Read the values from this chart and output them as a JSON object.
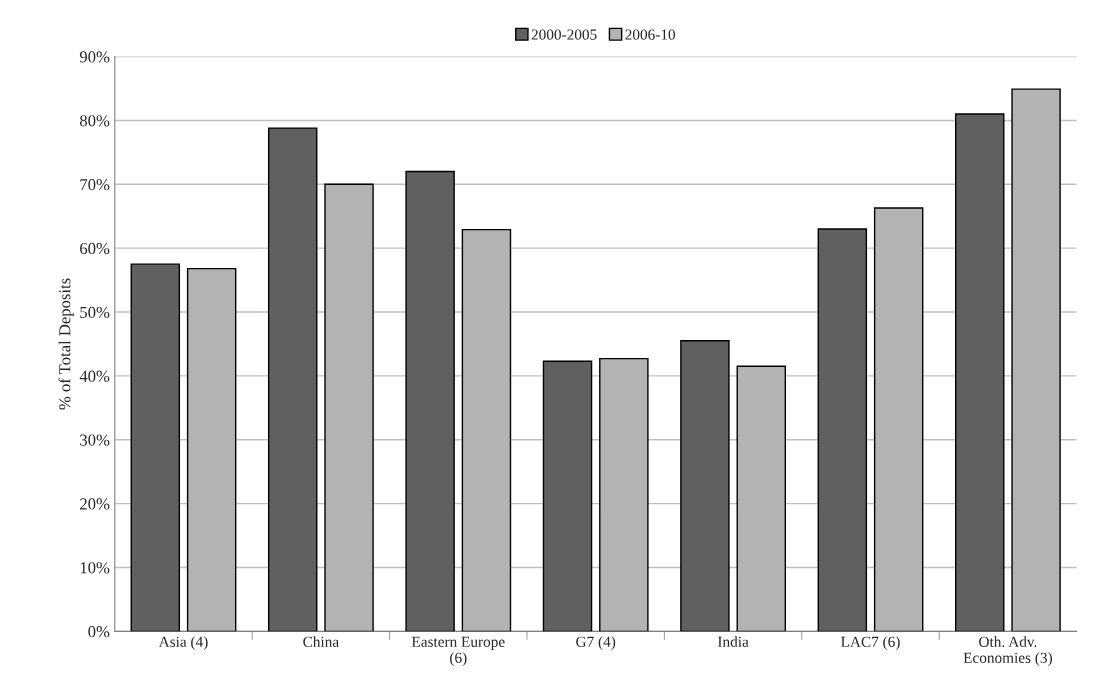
{
  "chart_data": {
    "type": "bar",
    "ylabel": "% of Total Deposits",
    "categories": [
      "Asia (4)",
      "China",
      "Eastern Europe\n(6)",
      "G7 (4)",
      "India",
      "LAC7 (6)",
      "Oth. Adv.\nEconomies (3)"
    ],
    "series": [
      {
        "name": "2000-2005",
        "color": "#606060",
        "values": [
          57.5,
          78.8,
          72.0,
          42.3,
          45.5,
          63.0,
          81.0
        ]
      },
      {
        "name": "2006-10",
        "color": "#b3b3b3",
        "values": [
          56.8,
          70.0,
          62.9,
          42.7,
          41.5,
          66.3,
          84.9
        ]
      }
    ],
    "ylim": [
      0,
      90
    ],
    "yticks": [
      {
        "value": 0,
        "label": "0%"
      },
      {
        "value": 10,
        "label": "10%"
      },
      {
        "value": 20,
        "label": "20%"
      },
      {
        "value": 30,
        "label": "30%"
      },
      {
        "value": 40,
        "label": "40%"
      },
      {
        "value": 50,
        "label": "50%"
      },
      {
        "value": 60,
        "label": "60%"
      },
      {
        "value": 70,
        "label": "70%"
      },
      {
        "value": 80,
        "label": "80%"
      },
      {
        "value": 90,
        "label": "90%"
      }
    ],
    "grid": "y",
    "legend": "top"
  }
}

* _Problem to solve_: Your task is to reproduce all of the material exactly. The pictures stay out.

* _Exercise answer_:
Read the values from this chart and output them as a JSON object.
{
  "chart_data": {
    "type": "bar",
    "ylabel": "% of Total Deposits",
    "categories": [
      "Asia (4)",
      "China",
      "Eastern Europe\n(6)",
      "G7 (4)",
      "India",
      "LAC7 (6)",
      "Oth. Adv.\nEconomies (3)"
    ],
    "series": [
      {
        "name": "2000-2005",
        "color": "#606060",
        "values": [
          57.5,
          78.8,
          72.0,
          42.3,
          45.5,
          63.0,
          81.0
        ]
      },
      {
        "name": "2006-10",
        "color": "#b3b3b3",
        "values": [
          56.8,
          70.0,
          62.9,
          42.7,
          41.5,
          66.3,
          84.9
        ]
      }
    ],
    "ylim": [
      0,
      90
    ],
    "yticks": [
      {
        "value": 0,
        "label": "0%"
      },
      {
        "value": 10,
        "label": "10%"
      },
      {
        "value": 20,
        "label": "20%"
      },
      {
        "value": 30,
        "label": "30%"
      },
      {
        "value": 40,
        "label": "40%"
      },
      {
        "value": 50,
        "label": "50%"
      },
      {
        "value": 60,
        "label": "60%"
      },
      {
        "value": 70,
        "label": "70%"
      },
      {
        "value": 80,
        "label": "80%"
      },
      {
        "value": 90,
        "label": "90%"
      }
    ],
    "grid": "y",
    "legend": "top"
  }
}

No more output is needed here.